▶ [To do]
In the records below, locate the line containing "Transcribe the text in this document."; output that line and every following line through the last, exactly.

▶ [Material to process]

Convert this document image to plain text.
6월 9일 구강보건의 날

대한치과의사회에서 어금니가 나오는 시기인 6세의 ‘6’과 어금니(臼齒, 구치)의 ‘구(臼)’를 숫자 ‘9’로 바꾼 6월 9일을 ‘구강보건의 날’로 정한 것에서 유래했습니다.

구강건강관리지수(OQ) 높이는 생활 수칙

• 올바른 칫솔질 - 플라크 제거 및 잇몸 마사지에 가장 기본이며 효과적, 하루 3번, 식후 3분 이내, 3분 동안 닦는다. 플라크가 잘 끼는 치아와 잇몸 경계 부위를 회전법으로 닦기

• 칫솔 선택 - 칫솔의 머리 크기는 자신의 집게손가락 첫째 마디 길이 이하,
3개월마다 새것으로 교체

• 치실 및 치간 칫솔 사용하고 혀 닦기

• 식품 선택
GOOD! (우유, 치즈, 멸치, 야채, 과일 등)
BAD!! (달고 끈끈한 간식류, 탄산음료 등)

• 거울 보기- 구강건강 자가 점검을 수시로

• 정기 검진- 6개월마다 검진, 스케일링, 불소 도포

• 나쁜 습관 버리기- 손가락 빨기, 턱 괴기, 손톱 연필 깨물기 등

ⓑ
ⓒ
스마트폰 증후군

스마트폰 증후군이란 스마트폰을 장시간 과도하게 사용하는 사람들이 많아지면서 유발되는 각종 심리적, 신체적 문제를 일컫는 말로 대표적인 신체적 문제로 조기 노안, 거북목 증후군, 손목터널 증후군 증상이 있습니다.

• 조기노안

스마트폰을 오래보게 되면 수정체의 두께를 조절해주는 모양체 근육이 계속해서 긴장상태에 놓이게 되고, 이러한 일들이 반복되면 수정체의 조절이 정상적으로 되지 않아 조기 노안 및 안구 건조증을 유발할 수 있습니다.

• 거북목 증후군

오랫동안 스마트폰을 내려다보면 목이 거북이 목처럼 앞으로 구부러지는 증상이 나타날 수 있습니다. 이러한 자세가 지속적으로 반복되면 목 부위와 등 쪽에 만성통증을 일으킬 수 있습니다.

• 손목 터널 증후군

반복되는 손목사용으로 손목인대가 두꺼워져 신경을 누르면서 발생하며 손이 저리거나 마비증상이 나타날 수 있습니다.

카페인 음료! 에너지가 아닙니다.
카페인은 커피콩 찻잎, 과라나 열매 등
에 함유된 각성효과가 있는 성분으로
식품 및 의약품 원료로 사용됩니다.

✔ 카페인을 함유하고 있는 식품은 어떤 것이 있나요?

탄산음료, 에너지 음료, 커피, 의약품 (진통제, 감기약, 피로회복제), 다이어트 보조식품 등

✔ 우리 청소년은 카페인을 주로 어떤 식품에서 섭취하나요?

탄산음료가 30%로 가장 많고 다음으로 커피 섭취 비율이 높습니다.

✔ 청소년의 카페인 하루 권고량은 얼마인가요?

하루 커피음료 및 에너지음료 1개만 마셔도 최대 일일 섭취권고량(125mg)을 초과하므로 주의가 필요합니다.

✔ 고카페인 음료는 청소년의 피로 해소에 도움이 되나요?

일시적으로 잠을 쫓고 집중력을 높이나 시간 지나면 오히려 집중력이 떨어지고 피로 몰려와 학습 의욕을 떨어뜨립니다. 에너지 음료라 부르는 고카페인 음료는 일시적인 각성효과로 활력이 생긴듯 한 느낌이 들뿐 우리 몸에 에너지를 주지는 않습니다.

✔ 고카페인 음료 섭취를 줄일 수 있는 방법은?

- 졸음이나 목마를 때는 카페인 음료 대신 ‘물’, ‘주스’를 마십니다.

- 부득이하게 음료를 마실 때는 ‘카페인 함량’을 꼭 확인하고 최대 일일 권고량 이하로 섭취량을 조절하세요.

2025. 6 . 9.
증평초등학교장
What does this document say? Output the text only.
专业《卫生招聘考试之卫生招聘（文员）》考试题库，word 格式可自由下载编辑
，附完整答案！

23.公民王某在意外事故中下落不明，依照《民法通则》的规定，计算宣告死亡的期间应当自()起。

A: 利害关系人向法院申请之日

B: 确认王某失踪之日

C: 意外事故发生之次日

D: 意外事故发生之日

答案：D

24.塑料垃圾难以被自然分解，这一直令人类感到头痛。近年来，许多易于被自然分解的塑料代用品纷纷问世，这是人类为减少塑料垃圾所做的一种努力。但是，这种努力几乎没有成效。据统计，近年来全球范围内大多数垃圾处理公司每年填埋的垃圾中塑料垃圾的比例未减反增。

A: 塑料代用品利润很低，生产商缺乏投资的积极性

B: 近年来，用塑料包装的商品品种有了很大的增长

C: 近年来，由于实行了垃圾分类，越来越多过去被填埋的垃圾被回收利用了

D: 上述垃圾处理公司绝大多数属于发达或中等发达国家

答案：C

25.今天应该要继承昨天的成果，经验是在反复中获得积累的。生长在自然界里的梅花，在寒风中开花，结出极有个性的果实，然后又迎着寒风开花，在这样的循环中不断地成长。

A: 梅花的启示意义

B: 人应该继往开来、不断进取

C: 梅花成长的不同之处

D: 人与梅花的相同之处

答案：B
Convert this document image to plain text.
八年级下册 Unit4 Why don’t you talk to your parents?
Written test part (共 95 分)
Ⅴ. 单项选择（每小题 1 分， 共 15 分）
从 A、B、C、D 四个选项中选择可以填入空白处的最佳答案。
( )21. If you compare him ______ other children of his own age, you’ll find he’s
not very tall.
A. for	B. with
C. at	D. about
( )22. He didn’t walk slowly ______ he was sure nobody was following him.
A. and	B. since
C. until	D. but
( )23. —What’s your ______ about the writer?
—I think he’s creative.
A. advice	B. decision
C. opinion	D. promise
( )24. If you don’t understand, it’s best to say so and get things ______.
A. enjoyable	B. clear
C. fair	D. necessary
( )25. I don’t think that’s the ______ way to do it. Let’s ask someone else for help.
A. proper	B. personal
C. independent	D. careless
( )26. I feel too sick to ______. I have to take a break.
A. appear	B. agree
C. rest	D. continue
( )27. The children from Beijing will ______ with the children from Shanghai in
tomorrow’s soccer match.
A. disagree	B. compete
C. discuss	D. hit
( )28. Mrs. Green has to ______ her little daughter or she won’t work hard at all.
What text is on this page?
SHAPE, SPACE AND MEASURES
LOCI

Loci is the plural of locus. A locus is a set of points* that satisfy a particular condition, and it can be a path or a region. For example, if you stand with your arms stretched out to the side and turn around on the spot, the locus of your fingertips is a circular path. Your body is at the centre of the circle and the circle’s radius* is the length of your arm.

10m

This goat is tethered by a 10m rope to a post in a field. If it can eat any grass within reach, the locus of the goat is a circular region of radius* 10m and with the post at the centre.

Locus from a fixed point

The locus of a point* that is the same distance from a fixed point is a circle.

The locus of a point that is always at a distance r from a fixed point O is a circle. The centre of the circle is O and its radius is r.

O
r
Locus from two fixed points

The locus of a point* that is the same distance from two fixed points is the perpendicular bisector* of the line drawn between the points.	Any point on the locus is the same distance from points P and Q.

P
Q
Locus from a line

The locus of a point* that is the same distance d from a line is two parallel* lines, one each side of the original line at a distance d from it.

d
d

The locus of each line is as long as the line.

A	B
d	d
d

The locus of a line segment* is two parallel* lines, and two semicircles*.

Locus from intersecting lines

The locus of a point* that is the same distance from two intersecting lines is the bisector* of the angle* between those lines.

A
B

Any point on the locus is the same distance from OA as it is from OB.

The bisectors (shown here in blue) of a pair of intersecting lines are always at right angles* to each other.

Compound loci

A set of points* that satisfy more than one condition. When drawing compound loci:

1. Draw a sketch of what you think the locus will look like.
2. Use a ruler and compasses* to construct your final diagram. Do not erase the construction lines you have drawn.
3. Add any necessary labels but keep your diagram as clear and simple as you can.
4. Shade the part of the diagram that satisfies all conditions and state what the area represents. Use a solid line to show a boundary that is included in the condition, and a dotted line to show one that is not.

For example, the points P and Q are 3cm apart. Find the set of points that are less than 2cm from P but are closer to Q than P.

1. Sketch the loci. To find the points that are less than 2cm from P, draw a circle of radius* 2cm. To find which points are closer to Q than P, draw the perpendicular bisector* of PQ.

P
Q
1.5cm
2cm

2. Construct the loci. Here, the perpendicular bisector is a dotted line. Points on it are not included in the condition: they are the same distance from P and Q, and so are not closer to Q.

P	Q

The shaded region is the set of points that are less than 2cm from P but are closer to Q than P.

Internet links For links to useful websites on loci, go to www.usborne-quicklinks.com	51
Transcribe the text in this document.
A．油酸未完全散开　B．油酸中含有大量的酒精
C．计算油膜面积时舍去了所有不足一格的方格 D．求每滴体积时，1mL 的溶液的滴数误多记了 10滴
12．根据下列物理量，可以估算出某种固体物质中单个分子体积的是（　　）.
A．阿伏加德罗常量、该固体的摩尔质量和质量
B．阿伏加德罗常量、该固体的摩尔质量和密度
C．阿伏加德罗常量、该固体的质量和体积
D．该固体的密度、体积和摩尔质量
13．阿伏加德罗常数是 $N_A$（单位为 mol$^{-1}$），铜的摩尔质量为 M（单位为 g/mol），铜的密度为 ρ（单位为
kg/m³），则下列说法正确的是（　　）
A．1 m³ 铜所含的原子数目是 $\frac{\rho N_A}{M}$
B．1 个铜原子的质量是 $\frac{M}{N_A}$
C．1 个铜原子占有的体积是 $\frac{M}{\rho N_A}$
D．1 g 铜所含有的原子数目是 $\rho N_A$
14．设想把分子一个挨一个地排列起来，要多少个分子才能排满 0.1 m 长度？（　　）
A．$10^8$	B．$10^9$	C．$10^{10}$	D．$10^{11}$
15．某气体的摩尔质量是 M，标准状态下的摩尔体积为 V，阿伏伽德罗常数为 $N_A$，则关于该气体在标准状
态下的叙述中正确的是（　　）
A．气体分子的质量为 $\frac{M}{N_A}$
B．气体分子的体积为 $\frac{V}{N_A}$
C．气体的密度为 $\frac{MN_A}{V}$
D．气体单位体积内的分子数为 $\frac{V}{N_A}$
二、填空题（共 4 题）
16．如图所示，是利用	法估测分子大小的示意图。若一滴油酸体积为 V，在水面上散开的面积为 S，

▶ [Answer to the exercise]
Transcribe the text in this document.
A．油酸未完全散开　B．油酸中含有大量的酒精
C．计算油膜面积时舍去了所有不足一格的方格 D．求每滴体积时，1mL 的溶液的滴数误多记了 10滴
12．根据下列物理量，可以估算出某种固体物质中单个分子体积的是（　　）.
A．阿伏加德罗常量、该固体的摩尔质量和质量
B．阿伏加德罗常量、该固体的摩尔质量和密度
C．阿伏加德罗常量、该固体的质量和体积
D．该固体的密度、体积和摩尔质量
13．阿伏加德罗常数是 $N_A$（单位为 mol$^{-1}$），铜的摩尔质量为 M（单位为 g/mol），铜的密度为 ρ（单位为
kg/m³），则下列说法正确的是（　　）
A．1 m³ 铜所含的原子数目是 $\frac{\rho N_A}{M}$
B．1 个铜原子的质量是 $\frac{M}{N_A}$
C．1 个铜原子占有的体积是 $\frac{M}{\rho N_A}$
D．1 g 铜所含有的原子数目是 $\rho N_A$
14．设想把分子一个挨一个地排列起来，要多少个分子才能排满 0.1 m 长度？（　　）
A．$10^8$	B．$10^9$	C．$10^{10}$	D．$10^{11}$
15．某气体的摩尔质量是 M，标准状态下的摩尔体积为 V，阿伏伽德罗常数为 $N_A$，则关于该气体在标准状
态下的叙述中正确的是（　　）
A．气体分子的质量为 $\frac{M}{N_A}$
B．气体分子的体积为 $\frac{V}{N_A}$
C．气体的密度为 $\frac{MN_A}{V}$
D．气体单位体积内的分子数为 $\frac{V}{N_A}$
二、填空题（共 4 题）
16．如图所示，是利用	法估测分子大小的示意图。若一滴油酸体积为 V，在水面上散开的面积为 S，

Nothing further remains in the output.